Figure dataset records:
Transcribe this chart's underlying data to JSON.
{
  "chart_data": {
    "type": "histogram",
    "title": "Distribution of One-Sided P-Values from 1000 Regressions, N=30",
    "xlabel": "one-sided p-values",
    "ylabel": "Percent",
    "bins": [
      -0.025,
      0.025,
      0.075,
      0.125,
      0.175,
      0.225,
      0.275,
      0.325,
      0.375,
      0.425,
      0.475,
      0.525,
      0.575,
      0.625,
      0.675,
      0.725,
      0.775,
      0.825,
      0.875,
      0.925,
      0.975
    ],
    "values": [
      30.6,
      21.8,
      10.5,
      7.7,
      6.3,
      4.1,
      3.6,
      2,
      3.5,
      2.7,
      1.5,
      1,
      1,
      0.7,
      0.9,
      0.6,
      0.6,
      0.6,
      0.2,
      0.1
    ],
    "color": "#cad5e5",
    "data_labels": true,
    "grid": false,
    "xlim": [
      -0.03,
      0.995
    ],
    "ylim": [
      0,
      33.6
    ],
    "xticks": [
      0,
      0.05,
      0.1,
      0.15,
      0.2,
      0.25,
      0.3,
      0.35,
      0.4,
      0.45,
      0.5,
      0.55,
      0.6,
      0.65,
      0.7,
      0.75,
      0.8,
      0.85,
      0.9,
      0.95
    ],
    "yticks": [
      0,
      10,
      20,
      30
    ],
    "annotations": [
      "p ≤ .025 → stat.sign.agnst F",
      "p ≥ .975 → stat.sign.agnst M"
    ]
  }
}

**PROBLEM DESCRIPTION**: Search the data above for the word "stat", then gather each line in which it appears.

**SOLVED PROBLEM**:
      "p ≤ .025 → stat.sign.agnst F",
      "p ≥ .975 → stat.sign.agnst M"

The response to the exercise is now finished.